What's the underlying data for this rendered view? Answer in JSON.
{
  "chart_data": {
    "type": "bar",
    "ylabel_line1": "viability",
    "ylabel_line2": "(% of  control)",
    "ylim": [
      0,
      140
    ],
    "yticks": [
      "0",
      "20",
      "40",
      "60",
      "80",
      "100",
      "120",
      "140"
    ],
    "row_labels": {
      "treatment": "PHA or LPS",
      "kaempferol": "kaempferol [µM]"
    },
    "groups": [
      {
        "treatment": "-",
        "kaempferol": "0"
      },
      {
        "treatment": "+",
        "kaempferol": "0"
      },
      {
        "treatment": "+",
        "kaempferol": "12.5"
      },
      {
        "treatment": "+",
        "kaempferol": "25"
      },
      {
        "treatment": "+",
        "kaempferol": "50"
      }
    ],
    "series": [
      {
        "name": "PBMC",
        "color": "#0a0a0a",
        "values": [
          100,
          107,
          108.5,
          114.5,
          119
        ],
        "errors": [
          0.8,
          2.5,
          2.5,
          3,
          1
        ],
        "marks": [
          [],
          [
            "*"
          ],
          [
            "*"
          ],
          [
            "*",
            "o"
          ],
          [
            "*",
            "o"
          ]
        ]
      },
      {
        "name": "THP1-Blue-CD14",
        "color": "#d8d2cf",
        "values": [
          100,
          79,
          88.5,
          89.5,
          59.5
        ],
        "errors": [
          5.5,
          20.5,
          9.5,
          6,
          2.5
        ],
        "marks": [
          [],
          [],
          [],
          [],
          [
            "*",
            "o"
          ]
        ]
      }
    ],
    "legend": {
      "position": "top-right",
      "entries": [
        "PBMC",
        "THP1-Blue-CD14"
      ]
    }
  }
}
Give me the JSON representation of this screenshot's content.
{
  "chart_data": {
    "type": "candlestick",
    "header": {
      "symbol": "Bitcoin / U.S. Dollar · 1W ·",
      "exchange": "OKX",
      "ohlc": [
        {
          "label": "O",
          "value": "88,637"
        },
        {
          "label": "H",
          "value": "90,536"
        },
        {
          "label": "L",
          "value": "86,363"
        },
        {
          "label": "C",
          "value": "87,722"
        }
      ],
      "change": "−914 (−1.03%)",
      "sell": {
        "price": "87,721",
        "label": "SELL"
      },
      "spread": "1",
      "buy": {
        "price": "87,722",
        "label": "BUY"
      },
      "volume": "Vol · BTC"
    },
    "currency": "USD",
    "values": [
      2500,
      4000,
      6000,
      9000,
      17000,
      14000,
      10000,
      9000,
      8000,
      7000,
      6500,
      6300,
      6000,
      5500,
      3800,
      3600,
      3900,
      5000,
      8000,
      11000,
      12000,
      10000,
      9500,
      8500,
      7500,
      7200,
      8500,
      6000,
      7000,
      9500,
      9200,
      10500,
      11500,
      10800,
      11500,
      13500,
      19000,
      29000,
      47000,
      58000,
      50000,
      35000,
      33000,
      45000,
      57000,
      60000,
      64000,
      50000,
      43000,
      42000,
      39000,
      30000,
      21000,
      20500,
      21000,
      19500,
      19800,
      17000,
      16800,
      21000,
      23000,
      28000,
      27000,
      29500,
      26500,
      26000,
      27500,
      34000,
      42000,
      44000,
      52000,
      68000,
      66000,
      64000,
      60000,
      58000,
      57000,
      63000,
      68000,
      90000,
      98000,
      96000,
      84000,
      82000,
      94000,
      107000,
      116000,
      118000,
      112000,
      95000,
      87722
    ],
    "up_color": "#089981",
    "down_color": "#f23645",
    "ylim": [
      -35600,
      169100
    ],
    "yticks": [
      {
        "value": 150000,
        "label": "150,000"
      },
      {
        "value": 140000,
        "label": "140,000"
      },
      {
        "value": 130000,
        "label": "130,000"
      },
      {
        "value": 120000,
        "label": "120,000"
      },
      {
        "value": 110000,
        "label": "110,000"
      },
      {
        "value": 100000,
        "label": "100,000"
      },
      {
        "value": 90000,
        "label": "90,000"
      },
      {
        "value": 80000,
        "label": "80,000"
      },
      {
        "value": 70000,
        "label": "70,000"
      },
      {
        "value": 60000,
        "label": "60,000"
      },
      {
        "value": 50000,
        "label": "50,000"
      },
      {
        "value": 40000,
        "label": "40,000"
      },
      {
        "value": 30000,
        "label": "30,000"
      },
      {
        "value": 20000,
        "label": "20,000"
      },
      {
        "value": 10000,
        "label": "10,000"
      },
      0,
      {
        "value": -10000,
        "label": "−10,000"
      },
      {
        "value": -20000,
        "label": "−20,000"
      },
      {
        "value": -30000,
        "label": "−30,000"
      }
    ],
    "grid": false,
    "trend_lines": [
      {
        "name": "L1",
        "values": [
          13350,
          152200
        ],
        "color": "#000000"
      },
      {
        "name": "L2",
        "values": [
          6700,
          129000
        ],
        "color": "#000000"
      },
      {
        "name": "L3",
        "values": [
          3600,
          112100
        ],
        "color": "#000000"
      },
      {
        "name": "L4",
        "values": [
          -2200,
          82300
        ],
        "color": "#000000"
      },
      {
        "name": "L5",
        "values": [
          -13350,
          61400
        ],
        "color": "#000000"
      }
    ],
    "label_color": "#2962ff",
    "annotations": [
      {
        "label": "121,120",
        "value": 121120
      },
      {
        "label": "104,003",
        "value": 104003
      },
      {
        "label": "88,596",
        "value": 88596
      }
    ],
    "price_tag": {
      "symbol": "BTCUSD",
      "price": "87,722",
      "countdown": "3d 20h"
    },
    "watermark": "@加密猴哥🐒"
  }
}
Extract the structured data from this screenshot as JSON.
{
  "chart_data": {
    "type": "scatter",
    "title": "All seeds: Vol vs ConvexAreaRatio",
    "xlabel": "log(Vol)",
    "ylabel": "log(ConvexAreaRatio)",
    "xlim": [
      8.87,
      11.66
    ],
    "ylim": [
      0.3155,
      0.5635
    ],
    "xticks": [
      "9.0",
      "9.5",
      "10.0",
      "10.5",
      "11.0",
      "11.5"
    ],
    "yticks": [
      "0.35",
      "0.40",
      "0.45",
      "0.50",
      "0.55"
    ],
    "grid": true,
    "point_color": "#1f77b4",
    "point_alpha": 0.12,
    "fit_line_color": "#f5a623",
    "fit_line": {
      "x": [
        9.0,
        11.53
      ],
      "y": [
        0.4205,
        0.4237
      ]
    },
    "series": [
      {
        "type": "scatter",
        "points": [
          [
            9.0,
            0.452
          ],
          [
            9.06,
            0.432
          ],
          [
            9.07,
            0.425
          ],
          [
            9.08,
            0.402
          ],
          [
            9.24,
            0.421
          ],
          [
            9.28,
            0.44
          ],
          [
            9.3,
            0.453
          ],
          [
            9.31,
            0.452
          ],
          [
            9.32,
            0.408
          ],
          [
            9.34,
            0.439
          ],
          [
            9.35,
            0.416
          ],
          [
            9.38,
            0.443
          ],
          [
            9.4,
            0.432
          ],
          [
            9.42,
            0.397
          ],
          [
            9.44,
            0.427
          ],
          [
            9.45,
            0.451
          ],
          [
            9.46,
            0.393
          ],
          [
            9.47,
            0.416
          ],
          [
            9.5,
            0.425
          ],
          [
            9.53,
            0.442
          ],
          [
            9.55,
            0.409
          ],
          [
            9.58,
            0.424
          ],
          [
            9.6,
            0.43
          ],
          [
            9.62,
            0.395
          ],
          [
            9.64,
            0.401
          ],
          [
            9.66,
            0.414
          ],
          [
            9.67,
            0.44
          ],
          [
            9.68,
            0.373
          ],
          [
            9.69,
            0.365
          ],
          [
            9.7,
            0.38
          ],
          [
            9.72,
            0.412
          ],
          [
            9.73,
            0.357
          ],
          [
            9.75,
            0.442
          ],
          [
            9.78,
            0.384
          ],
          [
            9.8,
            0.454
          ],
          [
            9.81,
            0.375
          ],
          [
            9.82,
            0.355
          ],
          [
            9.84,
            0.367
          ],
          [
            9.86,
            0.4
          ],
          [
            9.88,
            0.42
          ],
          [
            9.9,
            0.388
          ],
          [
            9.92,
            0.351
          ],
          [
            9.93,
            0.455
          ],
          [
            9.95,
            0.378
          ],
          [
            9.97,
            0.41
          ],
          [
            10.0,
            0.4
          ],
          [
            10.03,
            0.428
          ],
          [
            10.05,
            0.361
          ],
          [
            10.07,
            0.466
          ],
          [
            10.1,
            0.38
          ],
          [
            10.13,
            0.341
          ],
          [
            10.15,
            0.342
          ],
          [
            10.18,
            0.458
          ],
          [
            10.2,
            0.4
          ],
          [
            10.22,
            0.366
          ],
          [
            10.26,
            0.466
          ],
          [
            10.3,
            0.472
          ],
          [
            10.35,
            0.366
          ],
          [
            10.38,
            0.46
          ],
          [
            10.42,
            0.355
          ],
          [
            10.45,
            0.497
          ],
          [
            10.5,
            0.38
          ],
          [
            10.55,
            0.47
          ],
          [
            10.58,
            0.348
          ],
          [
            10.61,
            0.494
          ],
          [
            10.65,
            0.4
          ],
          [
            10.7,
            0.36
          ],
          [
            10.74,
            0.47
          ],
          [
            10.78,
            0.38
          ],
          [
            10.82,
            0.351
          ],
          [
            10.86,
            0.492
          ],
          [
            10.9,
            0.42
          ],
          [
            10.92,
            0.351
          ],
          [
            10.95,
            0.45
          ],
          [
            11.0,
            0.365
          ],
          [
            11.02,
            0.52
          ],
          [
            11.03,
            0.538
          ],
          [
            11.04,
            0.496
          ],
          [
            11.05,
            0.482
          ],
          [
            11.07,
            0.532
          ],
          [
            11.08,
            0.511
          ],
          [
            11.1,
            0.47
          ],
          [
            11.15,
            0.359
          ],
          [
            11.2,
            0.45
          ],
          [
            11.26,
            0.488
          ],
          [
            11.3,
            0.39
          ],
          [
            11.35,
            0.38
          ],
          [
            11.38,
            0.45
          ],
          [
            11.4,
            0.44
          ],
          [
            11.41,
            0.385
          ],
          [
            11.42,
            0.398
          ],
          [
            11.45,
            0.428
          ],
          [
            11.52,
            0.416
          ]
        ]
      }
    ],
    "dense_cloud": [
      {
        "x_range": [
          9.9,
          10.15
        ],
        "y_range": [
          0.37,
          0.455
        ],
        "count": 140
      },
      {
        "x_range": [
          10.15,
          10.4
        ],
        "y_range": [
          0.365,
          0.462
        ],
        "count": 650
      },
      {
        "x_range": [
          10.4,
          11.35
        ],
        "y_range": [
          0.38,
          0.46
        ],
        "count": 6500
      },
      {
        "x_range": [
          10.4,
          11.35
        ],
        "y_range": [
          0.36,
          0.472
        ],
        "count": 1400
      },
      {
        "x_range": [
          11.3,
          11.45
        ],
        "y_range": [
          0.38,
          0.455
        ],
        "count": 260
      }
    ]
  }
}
* * *
**What you should do**
From the data above, copy each line that has the string "JSON".

**The completed task**
What's the underlying data for this rendered view? Answer in JSON.
Give me the JSON representation of this screenshot's content.
Extract the structured data from this screenshot as JSON.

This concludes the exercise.